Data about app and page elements
━━━━━━
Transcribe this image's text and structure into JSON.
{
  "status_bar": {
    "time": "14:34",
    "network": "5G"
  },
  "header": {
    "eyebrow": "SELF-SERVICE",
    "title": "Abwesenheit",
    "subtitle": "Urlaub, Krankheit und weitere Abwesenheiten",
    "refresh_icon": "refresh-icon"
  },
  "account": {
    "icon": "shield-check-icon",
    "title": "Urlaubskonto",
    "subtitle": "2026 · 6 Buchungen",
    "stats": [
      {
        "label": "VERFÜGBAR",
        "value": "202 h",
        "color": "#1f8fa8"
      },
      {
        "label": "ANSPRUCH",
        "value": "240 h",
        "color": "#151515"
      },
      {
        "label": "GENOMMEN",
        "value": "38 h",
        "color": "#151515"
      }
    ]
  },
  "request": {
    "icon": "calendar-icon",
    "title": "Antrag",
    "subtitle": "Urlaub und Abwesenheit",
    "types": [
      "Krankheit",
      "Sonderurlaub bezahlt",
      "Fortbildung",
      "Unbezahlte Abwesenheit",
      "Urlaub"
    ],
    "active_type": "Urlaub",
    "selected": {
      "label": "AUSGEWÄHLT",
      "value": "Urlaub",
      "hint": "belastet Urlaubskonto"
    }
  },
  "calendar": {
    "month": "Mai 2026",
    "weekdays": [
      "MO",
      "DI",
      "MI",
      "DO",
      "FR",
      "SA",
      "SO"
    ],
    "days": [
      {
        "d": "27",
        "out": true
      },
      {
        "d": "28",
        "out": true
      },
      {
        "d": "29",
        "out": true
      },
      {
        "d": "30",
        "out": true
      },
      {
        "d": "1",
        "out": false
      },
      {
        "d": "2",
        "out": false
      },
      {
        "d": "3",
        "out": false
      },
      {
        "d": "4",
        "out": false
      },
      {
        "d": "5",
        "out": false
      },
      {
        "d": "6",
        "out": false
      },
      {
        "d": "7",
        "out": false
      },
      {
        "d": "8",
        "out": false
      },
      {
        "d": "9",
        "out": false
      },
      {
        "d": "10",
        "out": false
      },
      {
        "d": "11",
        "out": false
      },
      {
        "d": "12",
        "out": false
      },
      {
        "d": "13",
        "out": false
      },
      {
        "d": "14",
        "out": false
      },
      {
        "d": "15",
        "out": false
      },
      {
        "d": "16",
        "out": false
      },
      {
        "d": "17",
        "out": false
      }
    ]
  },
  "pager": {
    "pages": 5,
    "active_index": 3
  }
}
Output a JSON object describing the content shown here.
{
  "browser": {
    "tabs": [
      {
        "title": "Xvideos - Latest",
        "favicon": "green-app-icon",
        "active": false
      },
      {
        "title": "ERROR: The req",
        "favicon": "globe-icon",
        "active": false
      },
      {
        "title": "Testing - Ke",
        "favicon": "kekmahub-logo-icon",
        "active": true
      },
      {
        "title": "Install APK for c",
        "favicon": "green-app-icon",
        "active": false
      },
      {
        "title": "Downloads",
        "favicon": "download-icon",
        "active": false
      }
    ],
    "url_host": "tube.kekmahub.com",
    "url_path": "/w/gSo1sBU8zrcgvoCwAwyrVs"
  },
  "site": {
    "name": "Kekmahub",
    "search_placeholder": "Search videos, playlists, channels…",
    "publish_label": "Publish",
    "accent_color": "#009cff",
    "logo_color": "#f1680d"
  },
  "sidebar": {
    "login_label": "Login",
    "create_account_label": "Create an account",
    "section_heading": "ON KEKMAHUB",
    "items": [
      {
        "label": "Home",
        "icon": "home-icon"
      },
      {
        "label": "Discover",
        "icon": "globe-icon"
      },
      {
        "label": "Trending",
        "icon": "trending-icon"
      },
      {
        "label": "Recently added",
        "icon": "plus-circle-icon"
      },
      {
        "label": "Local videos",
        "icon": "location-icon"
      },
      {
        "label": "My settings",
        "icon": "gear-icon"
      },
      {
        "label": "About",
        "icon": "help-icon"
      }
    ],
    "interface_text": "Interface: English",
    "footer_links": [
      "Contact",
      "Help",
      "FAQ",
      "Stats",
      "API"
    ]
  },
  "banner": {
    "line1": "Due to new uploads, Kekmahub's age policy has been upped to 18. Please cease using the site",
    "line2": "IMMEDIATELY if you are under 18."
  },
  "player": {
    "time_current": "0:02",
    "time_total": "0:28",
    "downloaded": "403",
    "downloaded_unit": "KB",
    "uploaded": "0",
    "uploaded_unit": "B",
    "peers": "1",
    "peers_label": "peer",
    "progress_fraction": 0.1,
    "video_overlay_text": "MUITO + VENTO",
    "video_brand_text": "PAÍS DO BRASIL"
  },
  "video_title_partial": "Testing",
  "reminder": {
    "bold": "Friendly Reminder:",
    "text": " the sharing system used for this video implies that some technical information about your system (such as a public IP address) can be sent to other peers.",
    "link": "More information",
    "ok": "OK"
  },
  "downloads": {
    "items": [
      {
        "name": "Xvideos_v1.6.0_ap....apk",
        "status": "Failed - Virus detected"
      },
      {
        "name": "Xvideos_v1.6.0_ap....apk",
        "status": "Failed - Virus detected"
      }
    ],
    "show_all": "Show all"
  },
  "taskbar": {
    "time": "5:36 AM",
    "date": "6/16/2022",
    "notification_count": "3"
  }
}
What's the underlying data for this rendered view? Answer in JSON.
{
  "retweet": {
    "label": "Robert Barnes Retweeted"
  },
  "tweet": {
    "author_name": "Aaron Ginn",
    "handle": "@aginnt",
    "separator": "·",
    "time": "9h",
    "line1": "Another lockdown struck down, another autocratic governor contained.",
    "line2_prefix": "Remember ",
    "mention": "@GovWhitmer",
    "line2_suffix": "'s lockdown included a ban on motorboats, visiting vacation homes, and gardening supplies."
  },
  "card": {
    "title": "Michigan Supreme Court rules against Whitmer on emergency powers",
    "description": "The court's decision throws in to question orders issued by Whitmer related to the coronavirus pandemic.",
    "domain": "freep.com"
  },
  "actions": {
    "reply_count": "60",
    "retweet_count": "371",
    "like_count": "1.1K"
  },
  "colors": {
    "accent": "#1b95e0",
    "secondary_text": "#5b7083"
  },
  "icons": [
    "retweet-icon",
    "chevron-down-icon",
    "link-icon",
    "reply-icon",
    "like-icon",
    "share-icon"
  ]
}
━━━━━━
▶ _Assigned task_: Among the lines above, find the ones containing "account" and copy them.

▶ _Your response_:
  "account": {
    "create_account_label": "Create an account",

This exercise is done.